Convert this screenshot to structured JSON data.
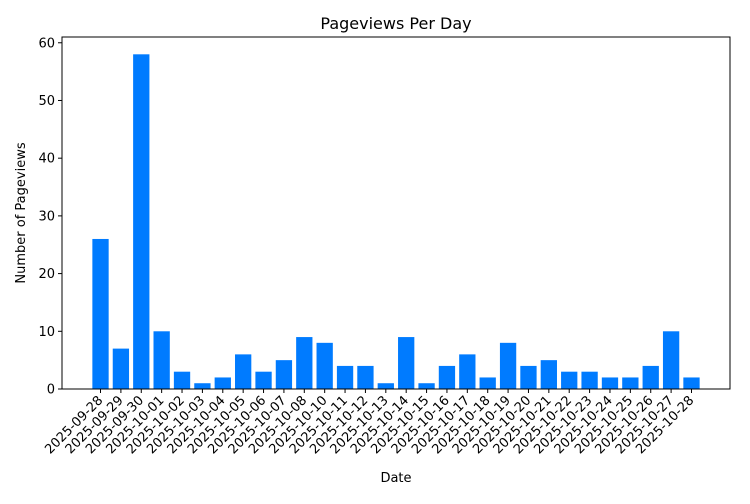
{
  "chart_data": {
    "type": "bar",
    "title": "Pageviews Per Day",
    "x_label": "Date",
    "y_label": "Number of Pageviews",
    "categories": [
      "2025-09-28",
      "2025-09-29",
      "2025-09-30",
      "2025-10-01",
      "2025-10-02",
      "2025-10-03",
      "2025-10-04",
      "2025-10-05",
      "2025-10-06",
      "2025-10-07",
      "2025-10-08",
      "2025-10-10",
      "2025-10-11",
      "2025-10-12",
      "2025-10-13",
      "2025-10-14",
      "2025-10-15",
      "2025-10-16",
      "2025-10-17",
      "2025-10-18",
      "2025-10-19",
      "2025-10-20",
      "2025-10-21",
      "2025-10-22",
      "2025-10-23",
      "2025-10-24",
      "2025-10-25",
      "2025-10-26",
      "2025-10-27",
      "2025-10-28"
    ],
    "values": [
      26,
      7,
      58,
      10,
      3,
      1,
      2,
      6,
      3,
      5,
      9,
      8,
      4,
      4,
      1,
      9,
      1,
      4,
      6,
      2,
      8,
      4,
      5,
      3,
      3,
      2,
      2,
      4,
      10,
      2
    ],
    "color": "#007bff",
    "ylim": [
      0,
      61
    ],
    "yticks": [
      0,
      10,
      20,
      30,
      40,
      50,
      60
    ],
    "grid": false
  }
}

---

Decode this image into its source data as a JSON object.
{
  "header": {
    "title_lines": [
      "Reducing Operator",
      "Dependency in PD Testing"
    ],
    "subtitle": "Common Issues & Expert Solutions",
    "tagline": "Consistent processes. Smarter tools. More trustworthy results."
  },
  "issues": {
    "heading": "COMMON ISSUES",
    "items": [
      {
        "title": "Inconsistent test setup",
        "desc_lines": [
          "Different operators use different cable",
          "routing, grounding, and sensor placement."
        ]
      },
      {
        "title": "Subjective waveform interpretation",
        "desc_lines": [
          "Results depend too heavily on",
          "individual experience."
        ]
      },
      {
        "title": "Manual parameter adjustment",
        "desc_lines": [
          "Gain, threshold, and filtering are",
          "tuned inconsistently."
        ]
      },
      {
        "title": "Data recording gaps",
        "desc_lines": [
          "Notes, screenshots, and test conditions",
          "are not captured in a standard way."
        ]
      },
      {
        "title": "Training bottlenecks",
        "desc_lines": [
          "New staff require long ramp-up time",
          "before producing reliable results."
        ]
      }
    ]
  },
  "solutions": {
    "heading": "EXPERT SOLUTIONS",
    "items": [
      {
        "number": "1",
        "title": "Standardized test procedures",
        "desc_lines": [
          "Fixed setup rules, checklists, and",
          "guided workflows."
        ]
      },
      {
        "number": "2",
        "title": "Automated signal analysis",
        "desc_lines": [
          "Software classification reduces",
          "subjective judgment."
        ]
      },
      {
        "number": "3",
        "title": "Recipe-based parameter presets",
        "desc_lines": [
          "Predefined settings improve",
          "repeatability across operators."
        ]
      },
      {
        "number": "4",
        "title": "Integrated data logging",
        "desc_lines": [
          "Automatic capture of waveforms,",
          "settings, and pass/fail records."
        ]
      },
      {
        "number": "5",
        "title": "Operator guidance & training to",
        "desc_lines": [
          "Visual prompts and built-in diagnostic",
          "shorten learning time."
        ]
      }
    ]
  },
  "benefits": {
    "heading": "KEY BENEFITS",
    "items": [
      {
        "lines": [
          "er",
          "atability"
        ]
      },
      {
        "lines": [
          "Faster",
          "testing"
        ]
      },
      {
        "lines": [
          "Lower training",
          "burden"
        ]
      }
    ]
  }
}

◆ **What the exercise asks**: Where a line holds "JSON", copy it out.

◆ **Result for this exercise**:
Convert this screenshot to structured JSON data.
Decode this image into its source data as a JSON object.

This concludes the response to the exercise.